- AIM OF THE TASK: Write the material out again exactly as it stands.

- - - - -

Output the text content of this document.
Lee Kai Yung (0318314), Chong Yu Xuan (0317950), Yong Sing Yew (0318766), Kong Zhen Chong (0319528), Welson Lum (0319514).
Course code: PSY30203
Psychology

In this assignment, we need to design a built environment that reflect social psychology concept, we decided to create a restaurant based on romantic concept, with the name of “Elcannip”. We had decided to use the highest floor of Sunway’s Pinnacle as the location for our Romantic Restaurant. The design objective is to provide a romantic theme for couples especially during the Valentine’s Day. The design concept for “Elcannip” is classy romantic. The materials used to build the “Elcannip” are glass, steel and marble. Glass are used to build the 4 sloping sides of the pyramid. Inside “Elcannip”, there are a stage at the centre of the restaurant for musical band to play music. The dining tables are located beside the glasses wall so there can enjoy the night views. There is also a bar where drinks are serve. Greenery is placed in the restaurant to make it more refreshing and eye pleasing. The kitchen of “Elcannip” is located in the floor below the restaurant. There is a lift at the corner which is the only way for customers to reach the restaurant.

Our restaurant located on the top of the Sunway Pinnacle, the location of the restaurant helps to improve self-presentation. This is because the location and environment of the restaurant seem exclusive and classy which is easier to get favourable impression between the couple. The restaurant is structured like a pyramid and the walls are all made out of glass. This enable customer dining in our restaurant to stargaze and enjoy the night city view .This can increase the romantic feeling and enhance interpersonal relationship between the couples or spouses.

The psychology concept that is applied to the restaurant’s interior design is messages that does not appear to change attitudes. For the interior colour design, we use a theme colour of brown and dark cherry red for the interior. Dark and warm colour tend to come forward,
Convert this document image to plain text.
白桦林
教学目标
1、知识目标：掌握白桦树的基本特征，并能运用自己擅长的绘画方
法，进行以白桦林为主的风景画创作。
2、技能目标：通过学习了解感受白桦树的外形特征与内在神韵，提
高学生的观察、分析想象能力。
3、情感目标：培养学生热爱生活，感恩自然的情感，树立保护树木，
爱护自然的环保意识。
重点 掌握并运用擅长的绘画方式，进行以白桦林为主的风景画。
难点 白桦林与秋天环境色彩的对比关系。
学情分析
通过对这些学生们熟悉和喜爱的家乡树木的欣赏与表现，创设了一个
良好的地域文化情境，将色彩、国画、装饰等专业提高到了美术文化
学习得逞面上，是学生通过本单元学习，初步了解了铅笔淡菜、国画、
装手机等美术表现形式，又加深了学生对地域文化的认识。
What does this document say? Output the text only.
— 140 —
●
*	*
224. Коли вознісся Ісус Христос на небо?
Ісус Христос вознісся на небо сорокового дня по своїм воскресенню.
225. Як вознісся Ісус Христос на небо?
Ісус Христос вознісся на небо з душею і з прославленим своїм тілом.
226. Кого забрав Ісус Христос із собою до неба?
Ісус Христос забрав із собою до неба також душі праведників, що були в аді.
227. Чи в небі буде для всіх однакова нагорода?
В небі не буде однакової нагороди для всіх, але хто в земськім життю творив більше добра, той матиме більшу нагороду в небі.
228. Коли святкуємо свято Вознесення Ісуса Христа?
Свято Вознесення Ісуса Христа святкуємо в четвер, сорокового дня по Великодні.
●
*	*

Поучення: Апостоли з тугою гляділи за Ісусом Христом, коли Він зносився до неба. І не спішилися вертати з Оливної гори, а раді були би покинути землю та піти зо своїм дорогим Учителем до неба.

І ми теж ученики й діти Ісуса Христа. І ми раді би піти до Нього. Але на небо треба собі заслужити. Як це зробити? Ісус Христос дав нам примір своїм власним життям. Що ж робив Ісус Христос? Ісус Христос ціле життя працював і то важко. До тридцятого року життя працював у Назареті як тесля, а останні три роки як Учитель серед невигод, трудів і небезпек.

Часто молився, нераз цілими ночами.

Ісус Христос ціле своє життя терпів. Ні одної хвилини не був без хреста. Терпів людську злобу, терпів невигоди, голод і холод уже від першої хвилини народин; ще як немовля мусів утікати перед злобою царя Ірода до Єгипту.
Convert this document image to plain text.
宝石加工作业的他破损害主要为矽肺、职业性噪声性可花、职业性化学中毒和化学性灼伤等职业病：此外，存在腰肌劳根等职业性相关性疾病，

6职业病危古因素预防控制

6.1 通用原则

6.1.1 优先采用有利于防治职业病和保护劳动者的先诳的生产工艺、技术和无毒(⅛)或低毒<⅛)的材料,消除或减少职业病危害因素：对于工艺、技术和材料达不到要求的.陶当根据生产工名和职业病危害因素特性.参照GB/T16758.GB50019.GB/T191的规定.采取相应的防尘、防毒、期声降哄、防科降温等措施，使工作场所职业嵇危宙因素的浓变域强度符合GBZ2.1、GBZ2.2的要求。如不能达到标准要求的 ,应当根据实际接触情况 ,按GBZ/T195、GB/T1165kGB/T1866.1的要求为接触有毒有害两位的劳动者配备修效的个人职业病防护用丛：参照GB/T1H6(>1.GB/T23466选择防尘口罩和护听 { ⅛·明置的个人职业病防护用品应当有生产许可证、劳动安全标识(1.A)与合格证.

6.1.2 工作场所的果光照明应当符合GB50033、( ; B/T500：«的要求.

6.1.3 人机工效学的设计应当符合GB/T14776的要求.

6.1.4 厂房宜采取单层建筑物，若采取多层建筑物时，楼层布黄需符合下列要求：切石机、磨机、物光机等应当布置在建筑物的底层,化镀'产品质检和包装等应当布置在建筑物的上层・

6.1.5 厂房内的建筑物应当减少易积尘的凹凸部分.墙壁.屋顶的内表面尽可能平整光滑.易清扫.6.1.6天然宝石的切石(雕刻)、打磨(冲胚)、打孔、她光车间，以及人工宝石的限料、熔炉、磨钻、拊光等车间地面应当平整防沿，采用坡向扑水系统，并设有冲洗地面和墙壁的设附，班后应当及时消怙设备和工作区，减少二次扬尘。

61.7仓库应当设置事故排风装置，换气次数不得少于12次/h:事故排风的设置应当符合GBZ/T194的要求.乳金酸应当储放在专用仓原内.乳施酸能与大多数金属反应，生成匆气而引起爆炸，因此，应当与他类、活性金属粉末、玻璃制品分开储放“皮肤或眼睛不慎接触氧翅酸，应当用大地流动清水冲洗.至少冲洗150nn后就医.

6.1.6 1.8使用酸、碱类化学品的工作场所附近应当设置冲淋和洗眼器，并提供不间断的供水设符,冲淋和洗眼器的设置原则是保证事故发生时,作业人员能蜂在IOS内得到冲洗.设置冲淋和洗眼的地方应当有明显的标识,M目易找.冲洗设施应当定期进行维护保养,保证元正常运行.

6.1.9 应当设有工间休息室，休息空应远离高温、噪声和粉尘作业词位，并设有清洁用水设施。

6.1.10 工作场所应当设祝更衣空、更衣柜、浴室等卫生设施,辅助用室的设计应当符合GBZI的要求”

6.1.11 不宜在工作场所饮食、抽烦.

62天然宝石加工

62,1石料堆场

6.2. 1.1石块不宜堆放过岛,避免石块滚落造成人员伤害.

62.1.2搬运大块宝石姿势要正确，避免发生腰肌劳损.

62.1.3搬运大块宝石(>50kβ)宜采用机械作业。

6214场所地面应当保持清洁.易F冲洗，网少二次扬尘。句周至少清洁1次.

- - - - -

- CORRECT OUTPUT:
Output the text content of this document.
Lee Kai Yung (0318314), Chong Yu Xuan (0317950), Yong Sing Yew (0318766), Kong Zhen Chong (0319528), Welson Lum (0319514).
Course code: PSY30203
Psychology

In this assignment, we need to design a built environment that reflect social psychology concept, we decided to create a restaurant based on romantic concept, with the name of “Elcannip”. We had decided to use the highest floor of Sunway’s Pinnacle as the location for our Romantic Restaurant. The design objective is to provide a romantic theme for couples especially during the Valentine’s Day. The design concept for “Elcannip” is classy romantic. The materials used to build the “Elcannip” are glass, steel and marble. Glass are used to build the 4 sloping sides of the pyramid. Inside “Elcannip”, there are a stage at the centre of the restaurant for musical band to play music. The dining tables are located beside the glasses wall so there can enjoy the night views. There is also a bar where drinks are serve. Greenery is placed in the restaurant to make it more refreshing and eye pleasing. The kitchen of “Elcannip” is located in the floor below the restaurant. There is a lift at the corner which is the only way for customers to reach the restaurant.

Our restaurant located on the top of the Sunway Pinnacle, the location of the restaurant helps to improve self-presentation. This is because the location and environment of the restaurant seem exclusive and classy which is easier to get favourable impression between the couple. The restaurant is structured like a pyramid and the walls are all made out of glass. This enable customer dining in our restaurant to stargaze and enjoy the night city view .This can increase the romantic feeling and enhance interpersonal relationship between the couples or spouses.

The psychology concept that is applied to the restaurant’s interior design is messages that does not appear to change attitudes. For the interior colour design, we use a theme colour of brown and dark cherry red for the interior. Dark and warm colour tend to come forward,
Convert this document image to plain text.
白桦林
教学目标
1、知识目标：掌握白桦树的基本特征，并能运用自己擅长的绘画方
法，进行以白桦林为主的风景画创作。
2、技能目标：通过学习了解感受白桦树的外形特征与内在神韵，提
高学生的观察、分析想象能力。
3、情感目标：培养学生热爱生活，感恩自然的情感，树立保护树木，
爱护自然的环保意识。
重点 掌握并运用擅长的绘画方式，进行以白桦林为主的风景画。
难点 白桦林与秋天环境色彩的对比关系。
学情分析
通过对这些学生们熟悉和喜爱的家乡树木的欣赏与表现，创设了一个
良好的地域文化情境，将色彩、国画、装饰等专业提高到了美术文化
学习得逞面上，是学生通过本单元学习，初步了解了铅笔淡菜、国画、
装手机等美术表现形式，又加深了学生对地域文化的认识。
What does this document say? Output the text only.
— 140 —
●
*	*
224. Коли вознісся Ісус Христос на небо?
Ісус Христос вознісся на небо сорокового дня по своїм воскресенню.
225. Як вознісся Ісус Христос на небо?
Ісус Христос вознісся на небо з душею і з прославленим своїм тілом.
226. Кого забрав Ісус Христос із собою до неба?
Ісус Христос забрав із собою до неба також душі праведників, що були в аді.
227. Чи в небі буде для всіх однакова нагорода?
В небі не буде однакової нагороди для всіх, але хто в земськім життю творив більше добра, той матиме більшу нагороду в небі.
228. Коли святкуємо свято Вознесення Ісуса Христа?
Свято Вознесення Ісуса Христа святкуємо в четвер, сорокового дня по Великодні.
●
*	*

Поучення: Апостоли з тугою гляділи за Ісусом Христом, коли Він зносився до неба. І не спішилися вертати з Оливної гори, а раді були би покинути землю та піти зо своїм дорогим Учителем до неба.

І ми теж ученики й діти Ісуса Христа. І ми раді би піти до Нього. Але на небо треба собі заслужити. Як це зробити? Ісус Христос дав нам примір своїм власним життям. Що ж робив Ісус Христос? Ісус Христос ціле життя працював і то важко. До тридцятого року життя працював у Назареті як тесля, а останні три роки як Учитель серед невигод, трудів і небезпек.

Часто молився, нераз цілими ночами.

Ісус Христос ціле своє життя терпів. Ні одної хвилини не був без хреста. Терпів людську злобу, терпів невигоди, голод і холод уже від першої хвилини народин; ще як немовля мусів утікати перед злобою царя Ірода до Єгипту.
Convert this document image to plain text.
宝石加工作业的他破损害主要为矽肺、职业性噪声性可花、职业性化学中毒和化学性灼伤等职业病：此外，存在腰肌劳根等职业性相关性疾病，

6职业病危古因素预防控制

6.1 通用原则

6.1.1 优先采用有利于防治职业病和保护劳动者的先诳的生产工艺、技术和无毒(⅛)或低毒<⅛)的材料,消除或减少职业病危害因素：对于工艺、技术和材料达不到要求的.陶当根据生产工名和职业病危害因素特性.参照GB/T16758.GB50019.GB/T191的规定.采取相应的防尘、防毒、期声降哄、防科降温等措施，使工作场所职业嵇危宙因素的浓变域强度符合GBZ2.1、GBZ2.2的要求。如不能达到标准要求的 ,应当根据实际接触情况 ,按GBZ/T195、GB/T1165kGB/T1866.1的要求为接触有毒有害两位的劳动者配备修效的个人职业病防护用丛：参照GB/T1H6(>1.GB/T23466选择防尘口罩和护听 { ⅛·明置的个人职业病防护用品应当有生产许可证、劳动安全标识(1.A)与合格证.

6.1.2 工作场所的果光照明应当符合GB50033、( ; B/T500：«的要求.

6.1.3 人机工效学的设计应当符合GB/T14776的要求.

6.1.4 厂房宜采取单层建筑物，若采取多层建筑物时，楼层布黄需符合下列要求：切石机、磨机、物光机等应当布置在建筑物的底层,化镀'产品质检和包装等应当布置在建筑物的上层・

6.1.5 厂房内的建筑物应当减少易积尘的凹凸部分.墙壁.屋顶的内表面尽可能平整光滑.易清扫.6.1.6天然宝石的切石(雕刻)、打磨(冲胚)、打孔、她光车间，以及人工宝石的限料、熔炉、磨钻、拊光等车间地面应当平整防沿，采用坡向扑水系统，并设有冲洗地面和墙壁的设附，班后应当及时消怙设备和工作区，减少二次扬尘。

61.7仓库应当设置事故排风装置，换气次数不得少于12次/h:事故排风的设置应当符合GBZ/T194的要求.乳金酸应当储放在专用仓原内.乳施酸能与大多数金属反应，生成匆气而引起爆炸，因此，应当与他类、活性金属粉末、玻璃制品分开储放“皮肤或眼睛不慎接触氧翅酸，应当用大地流动清水冲洗.至少冲洗150nn后就医.

6.1.6 1.8使用酸、碱类化学品的工作场所附近应当设置冲淋和洗眼器，并提供不间断的供水设符,冲淋和洗眼器的设置原则是保证事故发生时,作业人员能蜂在IOS内得到冲洗.设置冲淋和洗眼的地方应当有明显的标识,M目易找.冲洗设施应当定期进行维护保养,保证元正常运行.

6.1.9 应当设有工间休息室，休息空应远离高温、噪声和粉尘作业词位，并设有清洁用水设施。

6.1.10 工作场所应当设祝更衣空、更衣柜、浴室等卫生设施,辅助用室的设计应当符合GBZI的要求”

6.1.11 不宜在工作场所饮食、抽烦.

62天然宝石加工

62,1石料堆场

6.2. 1.1石块不宜堆放过岛,避免石块滚落造成人员伤害.

62.1.2搬运大块宝石姿势要正确，避免发生腰肌劳损.

62.1.3搬运大块宝石(>50kβ)宜采用机械作业。

6214场所地面应当保持清洁.易F冲洗，网少二次扬尘。句周至少清洁1次.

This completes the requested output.